***** Records for this task *****
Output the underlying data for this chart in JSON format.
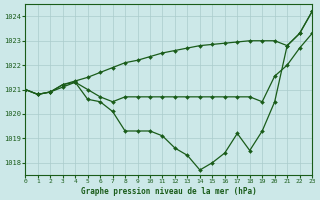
{
  "title": "Graphe pression niveau de la mer (hPa)",
  "background_color": "#cce8e8",
  "grid_color": "#aacccc",
  "line_color": "#1a5c1a",
  "xlim": [
    0,
    23
  ],
  "ylim": [
    1017.5,
    1024.5
  ],
  "yticks": [
    1018,
    1019,
    1020,
    1021,
    1022,
    1023,
    1024
  ],
  "xticks": [
    0,
    1,
    2,
    3,
    4,
    5,
    6,
    7,
    8,
    9,
    10,
    11,
    12,
    13,
    14,
    15,
    16,
    17,
    18,
    19,
    20,
    21,
    22,
    23
  ],
  "lines": [
    {
      "x": [
        0,
        1,
        2,
        3,
        4,
        5,
        6,
        7,
        8,
        9,
        10,
        11,
        12,
        13,
        14,
        15,
        16,
        17,
        18,
        19,
        20,
        21,
        22,
        23
      ],
      "y": [
        1021.0,
        1020.8,
        1020.9,
        1021.1,
        1021.3,
        1020.6,
        1020.5,
        1020.1,
        1019.3,
        1019.3,
        1019.3,
        1019.1,
        1018.6,
        1018.3,
        1017.7,
        1018.0,
        1018.4,
        1019.2,
        1018.5,
        1019.3,
        1020.5,
        1022.8,
        1023.3,
        1024.2
      ]
    },
    {
      "x": [
        0,
        1,
        2,
        3,
        4,
        5,
        6,
        7,
        8,
        9,
        10,
        11,
        12,
        13,
        14,
        15,
        16,
        17,
        18,
        19,
        20,
        21,
        22,
        23
      ],
      "y": [
        1021.0,
        1020.8,
        1020.9,
        1021.2,
        1021.3,
        1021.0,
        1020.7,
        1020.5,
        1020.7,
        1020.7,
        1020.7,
        1020.7,
        1020.7,
        1020.7,
        1020.7,
        1020.7,
        1020.7,
        1020.7,
        1020.7,
        1020.5,
        1021.55,
        1022.0,
        1022.7,
        1023.3
      ]
    },
    {
      "x": [
        0,
        1,
        2,
        3,
        4,
        5,
        6,
        7,
        8,
        9,
        10,
        11,
        12,
        13,
        14,
        15,
        16,
        17,
        18,
        19,
        20,
        21,
        22,
        23
      ],
      "y": [
        1021.0,
        1020.8,
        1020.9,
        1021.2,
        1021.35,
        1021.5,
        1021.7,
        1021.9,
        1022.1,
        1022.2,
        1022.35,
        1022.5,
        1022.6,
        1022.7,
        1022.8,
        1022.85,
        1022.9,
        1022.95,
        1023.0,
        1023.0,
        1023.0,
        1022.8,
        1023.3,
        1024.2
      ]
    }
  ]
}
*****
Exercise brief:
In the copy, include no pictures; restate the listing above exactly.

Solution below:
Output the underlying data for this chart in JSON format.
{
  "title": "Graphe pression niveau de la mer (hPa)",
  "background_color": "#cce8e8",
  "grid_color": "#aacccc",
  "line_color": "#1a5c1a",
  "xlim": [
    0,
    23
  ],
  "ylim": [
    1017.5,
    1024.5
  ],
  "yticks": [
    1018,
    1019,
    1020,
    1021,
    1022,
    1023,
    1024
  ],
  "xticks": [
    0,
    1,
    2,
    3,
    4,
    5,
    6,
    7,
    8,
    9,
    10,
    11,
    12,
    13,
    14,
    15,
    16,
    17,
    18,
    19,
    20,
    21,
    22,
    23
  ],
  "lines": [
    {
      "x": [
        0,
        1,
        2,
        3,
        4,
        5,
        6,
        7,
        8,
        9,
        10,
        11,
        12,
        13,
        14,
        15,
        16,
        17,
        18,
        19,
        20,
        21,
        22,
        23
      ],
      "y": [
        1021.0,
        1020.8,
        1020.9,
        1021.1,
        1021.3,
        1020.6,
        1020.5,
        1020.1,
        1019.3,
        1019.3,
        1019.3,
        1019.1,
        1018.6,
        1018.3,
        1017.7,
        1018.0,
        1018.4,
        1019.2,
        1018.5,
        1019.3,
        1020.5,
        1022.8,
        1023.3,
        1024.2
      ]
    },
    {
      "x": [
        0,
        1,
        2,
        3,
        4,
        5,
        6,
        7,
        8,
        9,
        10,
        11,
        12,
        13,
        14,
        15,
        16,
        17,
        18,
        19,
        20,
        21,
        22,
        23
      ],
      "y": [
        1021.0,
        1020.8,
        1020.9,
        1021.2,
        1021.3,
        1021.0,
        1020.7,
        1020.5,
        1020.7,
        1020.7,
        1020.7,
        1020.7,
        1020.7,
        1020.7,
        1020.7,
        1020.7,
        1020.7,
        1020.7,
        1020.7,
        1020.5,
        1021.55,
        1022.0,
        1022.7,
        1023.3
      ]
    },
    {
      "x": [
        0,
        1,
        2,
        3,
        4,
        5,
        6,
        7,
        8,
        9,
        10,
        11,
        12,
        13,
        14,
        15,
        16,
        17,
        18,
        19,
        20,
        21,
        22,
        23
      ],
      "y": [
        1021.0,
        1020.8,
        1020.9,
        1021.2,
        1021.35,
        1021.5,
        1021.7,
        1021.9,
        1022.1,
        1022.2,
        1022.35,
        1022.5,
        1022.6,
        1022.7,
        1022.8,
        1022.85,
        1022.9,
        1022.95,
        1023.0,
        1023.0,
        1023.0,
        1022.8,
        1023.3,
        1024.2
      ]
    }
  ]
}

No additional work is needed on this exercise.